**Short exercise:** Pull out from the material below all lines with "Wavelet".

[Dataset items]
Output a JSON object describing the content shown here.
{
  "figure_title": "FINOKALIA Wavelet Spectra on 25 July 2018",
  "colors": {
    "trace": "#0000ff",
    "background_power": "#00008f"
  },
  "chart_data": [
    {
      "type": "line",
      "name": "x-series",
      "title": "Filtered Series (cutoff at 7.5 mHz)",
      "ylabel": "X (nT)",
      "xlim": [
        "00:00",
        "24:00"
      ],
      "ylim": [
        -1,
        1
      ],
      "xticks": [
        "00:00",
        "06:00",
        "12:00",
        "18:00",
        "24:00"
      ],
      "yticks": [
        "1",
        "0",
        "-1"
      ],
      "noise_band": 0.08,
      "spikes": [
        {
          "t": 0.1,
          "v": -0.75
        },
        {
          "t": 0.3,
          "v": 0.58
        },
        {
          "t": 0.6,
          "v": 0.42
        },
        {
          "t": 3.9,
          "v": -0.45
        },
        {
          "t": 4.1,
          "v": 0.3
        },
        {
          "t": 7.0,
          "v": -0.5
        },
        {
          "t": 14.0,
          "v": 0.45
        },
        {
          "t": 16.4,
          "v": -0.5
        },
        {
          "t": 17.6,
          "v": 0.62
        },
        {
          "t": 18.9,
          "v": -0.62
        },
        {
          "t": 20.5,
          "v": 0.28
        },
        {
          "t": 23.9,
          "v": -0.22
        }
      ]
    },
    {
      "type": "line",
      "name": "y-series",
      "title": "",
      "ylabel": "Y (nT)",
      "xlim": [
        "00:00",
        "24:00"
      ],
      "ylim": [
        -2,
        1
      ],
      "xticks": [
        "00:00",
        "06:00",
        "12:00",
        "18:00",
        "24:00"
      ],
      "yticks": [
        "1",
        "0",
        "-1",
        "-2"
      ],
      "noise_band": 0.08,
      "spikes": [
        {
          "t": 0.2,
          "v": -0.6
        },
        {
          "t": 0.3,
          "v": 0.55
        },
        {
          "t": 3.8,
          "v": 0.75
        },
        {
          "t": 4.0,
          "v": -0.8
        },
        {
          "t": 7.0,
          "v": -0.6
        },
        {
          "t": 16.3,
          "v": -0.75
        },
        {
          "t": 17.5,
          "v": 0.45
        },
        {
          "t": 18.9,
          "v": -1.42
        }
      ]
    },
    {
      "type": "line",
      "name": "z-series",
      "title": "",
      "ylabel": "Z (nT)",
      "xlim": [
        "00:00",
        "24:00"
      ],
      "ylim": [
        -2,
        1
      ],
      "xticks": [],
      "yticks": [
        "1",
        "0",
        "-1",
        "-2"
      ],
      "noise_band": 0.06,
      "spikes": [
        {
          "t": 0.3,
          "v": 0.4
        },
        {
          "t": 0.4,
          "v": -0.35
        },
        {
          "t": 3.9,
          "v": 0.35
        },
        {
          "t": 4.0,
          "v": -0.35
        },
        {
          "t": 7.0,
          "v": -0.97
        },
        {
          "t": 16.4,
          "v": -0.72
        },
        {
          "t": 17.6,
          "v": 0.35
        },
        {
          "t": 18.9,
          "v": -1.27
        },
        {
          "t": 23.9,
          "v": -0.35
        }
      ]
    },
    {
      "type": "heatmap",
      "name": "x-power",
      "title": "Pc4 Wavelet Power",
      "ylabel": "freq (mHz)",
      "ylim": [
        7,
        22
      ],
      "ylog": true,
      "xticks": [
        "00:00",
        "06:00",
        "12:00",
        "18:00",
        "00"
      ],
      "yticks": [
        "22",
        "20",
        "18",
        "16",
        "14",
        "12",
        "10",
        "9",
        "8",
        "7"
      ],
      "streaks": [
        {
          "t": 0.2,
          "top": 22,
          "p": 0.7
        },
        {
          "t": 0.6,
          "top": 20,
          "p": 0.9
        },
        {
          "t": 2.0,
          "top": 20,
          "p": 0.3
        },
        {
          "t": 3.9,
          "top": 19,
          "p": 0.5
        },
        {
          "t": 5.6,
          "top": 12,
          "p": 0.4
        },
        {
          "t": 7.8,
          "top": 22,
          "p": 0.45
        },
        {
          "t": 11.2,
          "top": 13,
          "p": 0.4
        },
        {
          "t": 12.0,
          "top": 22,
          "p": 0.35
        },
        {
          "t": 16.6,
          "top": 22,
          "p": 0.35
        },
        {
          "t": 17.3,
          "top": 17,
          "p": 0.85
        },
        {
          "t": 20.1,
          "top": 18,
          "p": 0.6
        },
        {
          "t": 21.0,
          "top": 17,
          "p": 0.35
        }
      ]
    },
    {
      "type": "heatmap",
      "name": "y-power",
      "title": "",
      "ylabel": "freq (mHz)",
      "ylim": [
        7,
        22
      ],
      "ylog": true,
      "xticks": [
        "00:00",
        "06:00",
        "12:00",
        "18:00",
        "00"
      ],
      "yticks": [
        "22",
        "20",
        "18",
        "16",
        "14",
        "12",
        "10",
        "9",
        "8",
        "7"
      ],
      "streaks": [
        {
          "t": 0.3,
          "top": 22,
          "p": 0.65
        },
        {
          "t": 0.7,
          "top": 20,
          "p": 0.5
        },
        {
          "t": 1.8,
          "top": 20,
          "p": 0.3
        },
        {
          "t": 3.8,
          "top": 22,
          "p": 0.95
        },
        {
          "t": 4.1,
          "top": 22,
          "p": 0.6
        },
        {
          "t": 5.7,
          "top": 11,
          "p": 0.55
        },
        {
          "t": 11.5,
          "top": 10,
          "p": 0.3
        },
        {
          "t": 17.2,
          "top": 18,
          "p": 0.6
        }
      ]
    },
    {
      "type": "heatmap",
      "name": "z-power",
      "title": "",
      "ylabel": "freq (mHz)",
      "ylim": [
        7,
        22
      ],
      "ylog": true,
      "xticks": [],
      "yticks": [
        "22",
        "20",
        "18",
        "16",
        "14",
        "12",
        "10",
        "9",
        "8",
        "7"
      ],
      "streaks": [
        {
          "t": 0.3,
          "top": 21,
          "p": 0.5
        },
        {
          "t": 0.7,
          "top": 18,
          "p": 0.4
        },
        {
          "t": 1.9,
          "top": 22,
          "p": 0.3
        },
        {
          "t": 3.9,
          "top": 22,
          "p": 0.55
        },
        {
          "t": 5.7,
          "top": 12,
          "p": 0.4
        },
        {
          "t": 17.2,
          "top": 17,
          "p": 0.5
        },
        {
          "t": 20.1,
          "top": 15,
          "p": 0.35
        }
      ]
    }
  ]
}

**Finished exercise:**
  "figure_title": "FINOKALIA Wavelet Spectra on 25 July 2018",
      "title": "Pc4 Wavelet Power",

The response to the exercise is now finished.